• _WRITTEN PROBLEM_
Transcribe the records below exactly.

Records that describe figures

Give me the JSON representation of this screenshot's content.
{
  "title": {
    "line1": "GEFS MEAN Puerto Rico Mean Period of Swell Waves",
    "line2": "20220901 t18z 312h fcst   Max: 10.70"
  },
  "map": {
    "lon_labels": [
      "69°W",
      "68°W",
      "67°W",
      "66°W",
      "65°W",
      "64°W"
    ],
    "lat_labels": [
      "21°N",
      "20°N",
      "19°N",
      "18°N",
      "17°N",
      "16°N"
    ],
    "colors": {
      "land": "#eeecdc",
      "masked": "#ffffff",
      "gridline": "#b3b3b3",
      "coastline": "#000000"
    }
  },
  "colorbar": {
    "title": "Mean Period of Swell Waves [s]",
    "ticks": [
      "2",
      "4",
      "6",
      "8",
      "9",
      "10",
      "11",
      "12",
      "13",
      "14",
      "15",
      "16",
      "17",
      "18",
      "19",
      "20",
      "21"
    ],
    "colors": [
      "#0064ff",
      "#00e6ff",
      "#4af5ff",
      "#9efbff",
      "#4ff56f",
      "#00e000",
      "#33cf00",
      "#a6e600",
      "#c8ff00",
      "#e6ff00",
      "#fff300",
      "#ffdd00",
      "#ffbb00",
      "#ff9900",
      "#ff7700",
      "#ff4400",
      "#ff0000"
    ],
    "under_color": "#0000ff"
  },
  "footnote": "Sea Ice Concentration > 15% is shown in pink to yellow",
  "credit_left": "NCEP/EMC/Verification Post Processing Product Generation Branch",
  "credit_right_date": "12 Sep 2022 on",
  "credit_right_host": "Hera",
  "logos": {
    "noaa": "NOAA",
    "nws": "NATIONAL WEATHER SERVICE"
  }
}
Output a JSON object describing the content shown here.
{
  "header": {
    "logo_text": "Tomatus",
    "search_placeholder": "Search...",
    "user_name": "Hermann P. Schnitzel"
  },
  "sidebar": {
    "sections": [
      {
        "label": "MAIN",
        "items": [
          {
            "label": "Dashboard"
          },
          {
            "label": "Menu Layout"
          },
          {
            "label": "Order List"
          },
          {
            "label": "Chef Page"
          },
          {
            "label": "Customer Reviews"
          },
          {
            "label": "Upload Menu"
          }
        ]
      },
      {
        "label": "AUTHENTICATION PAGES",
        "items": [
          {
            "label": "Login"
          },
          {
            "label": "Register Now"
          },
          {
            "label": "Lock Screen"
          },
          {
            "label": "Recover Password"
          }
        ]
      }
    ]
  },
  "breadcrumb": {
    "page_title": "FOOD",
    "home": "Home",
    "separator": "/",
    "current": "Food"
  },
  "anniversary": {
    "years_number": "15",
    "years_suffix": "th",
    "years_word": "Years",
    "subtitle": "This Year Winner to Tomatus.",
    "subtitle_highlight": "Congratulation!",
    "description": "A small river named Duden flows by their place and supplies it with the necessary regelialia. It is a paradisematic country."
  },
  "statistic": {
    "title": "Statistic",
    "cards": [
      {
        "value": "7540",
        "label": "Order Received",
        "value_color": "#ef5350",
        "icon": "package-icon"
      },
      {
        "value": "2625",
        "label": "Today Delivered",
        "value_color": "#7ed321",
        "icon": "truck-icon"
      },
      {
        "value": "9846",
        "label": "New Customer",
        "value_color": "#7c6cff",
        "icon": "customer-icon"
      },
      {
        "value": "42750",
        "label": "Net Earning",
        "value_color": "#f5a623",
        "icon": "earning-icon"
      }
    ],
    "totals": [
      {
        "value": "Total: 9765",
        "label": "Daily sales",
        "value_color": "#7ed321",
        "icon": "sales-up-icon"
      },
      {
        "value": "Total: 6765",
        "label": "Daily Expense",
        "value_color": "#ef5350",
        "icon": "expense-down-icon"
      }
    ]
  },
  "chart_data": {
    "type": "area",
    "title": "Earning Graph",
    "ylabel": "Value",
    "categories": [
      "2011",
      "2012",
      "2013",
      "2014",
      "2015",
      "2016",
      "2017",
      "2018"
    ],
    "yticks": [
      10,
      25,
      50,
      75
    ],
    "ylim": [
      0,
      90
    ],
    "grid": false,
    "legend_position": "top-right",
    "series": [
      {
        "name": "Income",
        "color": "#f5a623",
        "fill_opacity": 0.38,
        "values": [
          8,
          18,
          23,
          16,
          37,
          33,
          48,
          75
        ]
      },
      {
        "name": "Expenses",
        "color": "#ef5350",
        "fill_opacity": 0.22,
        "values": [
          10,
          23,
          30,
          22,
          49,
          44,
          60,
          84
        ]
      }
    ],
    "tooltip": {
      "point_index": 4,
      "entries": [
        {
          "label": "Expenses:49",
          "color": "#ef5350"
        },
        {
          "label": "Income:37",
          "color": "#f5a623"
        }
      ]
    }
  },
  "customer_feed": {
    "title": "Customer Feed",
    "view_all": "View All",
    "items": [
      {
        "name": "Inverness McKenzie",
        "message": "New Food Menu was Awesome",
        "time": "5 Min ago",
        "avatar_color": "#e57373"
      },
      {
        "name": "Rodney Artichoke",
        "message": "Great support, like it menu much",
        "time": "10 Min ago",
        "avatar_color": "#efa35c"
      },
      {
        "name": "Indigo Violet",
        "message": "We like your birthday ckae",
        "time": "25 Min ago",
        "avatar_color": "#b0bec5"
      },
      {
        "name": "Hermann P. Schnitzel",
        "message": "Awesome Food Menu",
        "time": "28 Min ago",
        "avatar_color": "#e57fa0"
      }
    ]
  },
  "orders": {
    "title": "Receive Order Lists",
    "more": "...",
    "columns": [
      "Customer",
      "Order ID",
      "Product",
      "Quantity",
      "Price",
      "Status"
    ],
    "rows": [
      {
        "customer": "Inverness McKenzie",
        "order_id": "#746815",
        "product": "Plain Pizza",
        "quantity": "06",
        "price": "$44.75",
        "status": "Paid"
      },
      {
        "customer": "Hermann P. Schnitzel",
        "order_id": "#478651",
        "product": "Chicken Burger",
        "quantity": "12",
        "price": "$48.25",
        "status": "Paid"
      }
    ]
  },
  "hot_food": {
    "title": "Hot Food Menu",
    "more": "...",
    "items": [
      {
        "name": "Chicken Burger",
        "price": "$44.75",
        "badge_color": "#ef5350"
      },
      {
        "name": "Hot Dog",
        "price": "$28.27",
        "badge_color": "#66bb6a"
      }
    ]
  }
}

• _CORRECT RESULT_
Give me the JSON representation of this screenshot's content.
{
  "title": {
    "line1": "GEFS MEAN Puerto Rico Mean Period of Swell Waves",
    "line2": "20220901 t18z 312h fcst   Max: 10.70"
  },
  "map": {
    "lon_labels": [
      "69°W",
      "68°W",
      "67°W",
      "66°W",
      "65°W",
      "64°W"
    ],
    "lat_labels": [
      "21°N",
      "20°N",
      "19°N",
      "18°N",
      "17°N",
      "16°N"
    ],
    "colors": {
      "land": "#eeecdc",
      "masked": "#ffffff",
      "gridline": "#b3b3b3",
      "coastline": "#000000"
    }
  },
  "colorbar": {
    "title": "Mean Period of Swell Waves [s]",
    "ticks": [
      "2",
      "4",
      "6",
      "8",
      "9",
      "10",
      "11",
      "12",
      "13",
      "14",
      "15",
      "16",
      "17",
      "18",
      "19",
      "20",
      "21"
    ],
    "colors": [
      "#0064ff",
      "#00e6ff",
      "#4af5ff",
      "#9efbff",
      "#4ff56f",
      "#00e000",
      "#33cf00",
      "#a6e600",
      "#c8ff00",
      "#e6ff00",
      "#fff300",
      "#ffdd00",
      "#ffbb00",
      "#ff9900",
      "#ff7700",
      "#ff4400",
      "#ff0000"
    ],
    "under_color": "#0000ff"
  },
  "footnote": "Sea Ice Concentration > 15% is shown in pink to yellow",
  "credit_left": "NCEP/EMC/Verification Post Processing Product Generation Branch",
  "credit_right_date": "12 Sep 2022 on",
  "credit_right_host": "Hera",
  "logos": {
    "noaa": "NOAA",
    "nws": "NATIONAL WEATHER SERVICE"
  }
}
Output a JSON object describing the content shown here.
{
  "header": {
    "logo_text": "Tomatus",
    "search_placeholder": "Search...",
    "user_name": "Hermann P. Schnitzel"
  },
  "sidebar": {
    "sections": [
      {
        "label": "MAIN",
        "items": [
          {
            "label": "Dashboard"
          },
          {
            "label": "Menu Layout"
          },
          {
            "label": "Order List"
          },
          {
            "label": "Chef Page"
          },
          {
            "label": "Customer Reviews"
          },
          {
            "label": "Upload Menu"
          }
        ]
      },
      {
        "label": "AUTHENTICATION PAGES",
        "items": [
          {
            "label": "Login"
          },
          {
            "label": "Register Now"
          },
          {
            "label": "Lock Screen"
          },
          {
            "label": "Recover Password"
          }
        ]
      }
    ]
  },
  "breadcrumb": {
    "page_title": "FOOD",
    "home": "Home",
    "separator": "/",
    "current": "Food"
  },
  "anniversary": {
    "years_number": "15",
    "years_suffix": "th",
    "years_word": "Years",
    "subtitle": "This Year Winner to Tomatus.",
    "subtitle_highlight": "Congratulation!",
    "description": "A small river named Duden flows by their place and supplies it with the necessary regelialia. It is a paradisematic country."
  },
  "statistic": {
    "title": "Statistic",
    "cards": [
      {
        "value": "7540",
        "label": "Order Received",
        "value_color": "#ef5350",
        "icon": "package-icon"
      },
      {
        "value": "2625",
        "label": "Today Delivered",
        "value_color": "#7ed321",
        "icon": "truck-icon"
      },
      {
        "value": "9846",
        "label": "New Customer",
        "value_color": "#7c6cff",
        "icon": "customer-icon"
      },
      {
        "value": "42750",
        "label": "Net Earning",
        "value_color": "#f5a623",
        "icon": "earning-icon"
      }
    ],
    "totals": [
      {
        "value": "Total: 9765",
        "label": "Daily sales",
        "value_color": "#7ed321",
        "icon": "sales-up-icon"
      },
      {
        "value": "Total: 6765",
        "label": "Daily Expense",
        "value_color": "#ef5350",
        "icon": "expense-down-icon"
      }
    ]
  },
  "chart_data": {
    "type": "area",
    "title": "Earning Graph",
    "ylabel": "Value",
    "categories": [
      "2011",
      "2012",
      "2013",
      "2014",
      "2015",
      "2016",
      "2017",
      "2018"
    ],
    "yticks": [
      10,
      25,
      50,
      75
    ],
    "ylim": [
      0,
      90
    ],
    "grid": false,
    "legend_position": "top-right",
    "series": [
      {
        "name": "Income",
        "color": "#f5a623",
        "fill_opacity": 0.38,
        "values": [
          8,
          18,
          23,
          16,
          37,
          33,
          48,
          75
        ]
      },
      {
        "name": "Expenses",
        "color": "#ef5350",
        "fill_opacity": 0.22,
        "values": [
          10,
          23,
          30,
          22,
          49,
          44,
          60,
          84
        ]
      }
    ],
    "tooltip": {
      "point_index": 4,
      "entries": [
        {
          "label": "Expenses:49",
          "color": "#ef5350"
        },
        {
          "label": "Income:37",
          "color": "#f5a623"
        }
      ]
    }
  },
  "customer_feed": {
    "title": "Customer Feed",
    "view_all": "View All",
    "items": [
      {
        "name": "Inverness McKenzie",
        "message": "New Food Menu was Awesome",
        "time": "5 Min ago",
        "avatar_color": "#e57373"
      },
      {
        "name": "Rodney Artichoke",
        "message": "Great support, like it menu much",
        "time": "10 Min ago",
        "avatar_color": "#efa35c"
      },
      {
        "name": "Indigo Violet",
        "message": "We like your birthday ckae",
        "time": "25 Min ago",
        "avatar_color": "#b0bec5"
      },
      {
        "name": "Hermann P. Schnitzel",
        "message": "Awesome Food Menu",
        "time": "28 Min ago",
        "avatar_color": "#e57fa0"
      }
    ]
  },
  "orders": {
    "title": "Receive Order Lists",
    "more": "...",
    "columns": [
      "Customer",
      "Order ID",
      "Product",
      "Quantity",
      "Price",
      "Status"
    ],
    "rows": [
      {
        "customer": "Inverness McKenzie",
        "order_id": "#746815",
        "product": "Plain Pizza",
        "quantity": "06",
        "price": "$44.75",
        "status": "Paid"
      },
      {
        "customer": "Hermann P. Schnitzel",
        "order_id": "#478651",
        "product": "Chicken Burger",
        "quantity": "12",
        "price": "$48.25",
        "status": "Paid"
      }
    ]
  },
  "hot_food": {
    "title": "Hot Food Menu",
    "more": "...",
    "items": [
      {
        "name": "Chicken Burger",
        "price": "$44.75",
        "badge_color": "#ef5350"
      },
      {
        "name": "Hot Dog",
        "price": "$28.27",
        "badge_color": "#66bb6a"
      }
    ]
  }
}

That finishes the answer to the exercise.